Estratto del testo:
# # # # # # #

Il Ministero, inoltre, pretendeva il pagamento delle somme di cui è causa non dalla data del rilascio materiale delle concessioni (peraltro indubbiamente illegittime per i motivi sopraindicati) ma dalla data della proposta di decreto e in ciò persiste anche se tale principio è stato successivamente dichiarato invalido dalla legge n.249/97, art.3, comma 20. Anche il concetto di somme fisse da pagare previste dall'allegato all'art.22 della legge 223/90 richiamato dal provvedimento, con quest'atto impugnato, in conto canoni verrà "rabberciato" dalla legge n.422/97, art.6 bis, comma 1, agganciandolo all'1% del fatturato delle varie imprese emittenti anche se televisive.
Pertanto le richieste così rilevanti di cui agli atti impugnati e che vanno anche al di là dei termini di validità della pseudo-concessione (tre anni) debbono ritenersi assolutamente illegittime e come tali dovranno essere annullate da codesto eccellentissimo Tribunale Amministrativo Regionale con ogni conseguenza di legge.

ISTANZA DI SOSPENSIVA

Nell'interesse delle emittenti ricorrenti in epigrafe, 
con la presente istanza incidentale,

considerato

che le intimazioni avanzate dal Ministero delle Comunicazioni e, con quest'atto impugnate, stante l'assoluta mancanza di legittimità per i motivi sopra indicati e l'assoluta macroscopicità in relazione ai modesti bilanci e fatturati delle stesse, possono incidere, in maniera sostanziale, da un punto di vista economico e vitale per le mittenti private locali in quanto il pagamento delle rilevanti somme, così come richiesto e non agganciato al fatturato di bilancio (come previsto dal 2000 in poi) creerebbe una intollerante situazione di passività patrimoniale portando alla chiusura delle stesse.

# # # # # # #

Dati archiviati:
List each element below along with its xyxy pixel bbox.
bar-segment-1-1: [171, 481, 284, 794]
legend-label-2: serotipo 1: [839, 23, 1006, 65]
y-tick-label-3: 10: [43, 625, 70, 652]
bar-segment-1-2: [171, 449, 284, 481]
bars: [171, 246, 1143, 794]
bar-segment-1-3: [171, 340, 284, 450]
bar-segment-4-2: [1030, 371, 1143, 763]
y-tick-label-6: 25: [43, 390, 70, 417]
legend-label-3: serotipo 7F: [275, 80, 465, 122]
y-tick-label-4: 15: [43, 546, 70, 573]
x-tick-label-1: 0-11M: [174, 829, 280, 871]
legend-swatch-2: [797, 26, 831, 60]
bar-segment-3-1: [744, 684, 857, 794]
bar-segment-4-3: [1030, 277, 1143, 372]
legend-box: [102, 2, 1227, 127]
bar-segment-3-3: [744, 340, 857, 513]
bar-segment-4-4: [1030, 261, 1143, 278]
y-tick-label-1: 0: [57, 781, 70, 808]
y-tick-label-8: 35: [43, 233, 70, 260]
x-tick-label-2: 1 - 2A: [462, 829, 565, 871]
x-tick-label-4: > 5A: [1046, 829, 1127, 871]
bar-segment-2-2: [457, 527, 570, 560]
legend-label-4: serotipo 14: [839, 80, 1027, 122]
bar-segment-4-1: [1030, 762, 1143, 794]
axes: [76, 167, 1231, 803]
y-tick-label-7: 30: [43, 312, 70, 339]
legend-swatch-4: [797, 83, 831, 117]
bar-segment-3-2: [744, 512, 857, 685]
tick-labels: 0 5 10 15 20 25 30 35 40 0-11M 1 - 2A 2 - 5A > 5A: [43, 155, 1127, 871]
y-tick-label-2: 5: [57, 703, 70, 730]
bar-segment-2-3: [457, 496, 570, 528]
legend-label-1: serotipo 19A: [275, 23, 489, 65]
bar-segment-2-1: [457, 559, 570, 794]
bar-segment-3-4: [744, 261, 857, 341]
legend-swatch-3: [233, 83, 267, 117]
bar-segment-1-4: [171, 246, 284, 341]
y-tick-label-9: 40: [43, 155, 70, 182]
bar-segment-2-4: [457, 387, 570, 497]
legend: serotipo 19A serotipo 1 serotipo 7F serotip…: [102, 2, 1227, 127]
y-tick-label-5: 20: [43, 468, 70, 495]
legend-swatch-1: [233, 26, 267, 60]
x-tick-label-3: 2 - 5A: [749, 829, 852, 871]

# # # # # # #

Cosa fare:
Rispondi a queste domande sull'estratto del ricorso:
1. Da quale data il Ministero pretendeva il pagamento delle somme?
2. Secondo la legge n.422/97, art.6 bis, comma 1, a quale quota del fatturato vengono agganciate le somme?
3. Qual è il termine di validità della pseudo-concessione?

Risposta al compito:
1. Dalla data della proposta di decreto, non da quella del rilascio materiale delle concessioni.
2. All'1% del fatturato delle varie imprese emittenti.
3. Tre anni.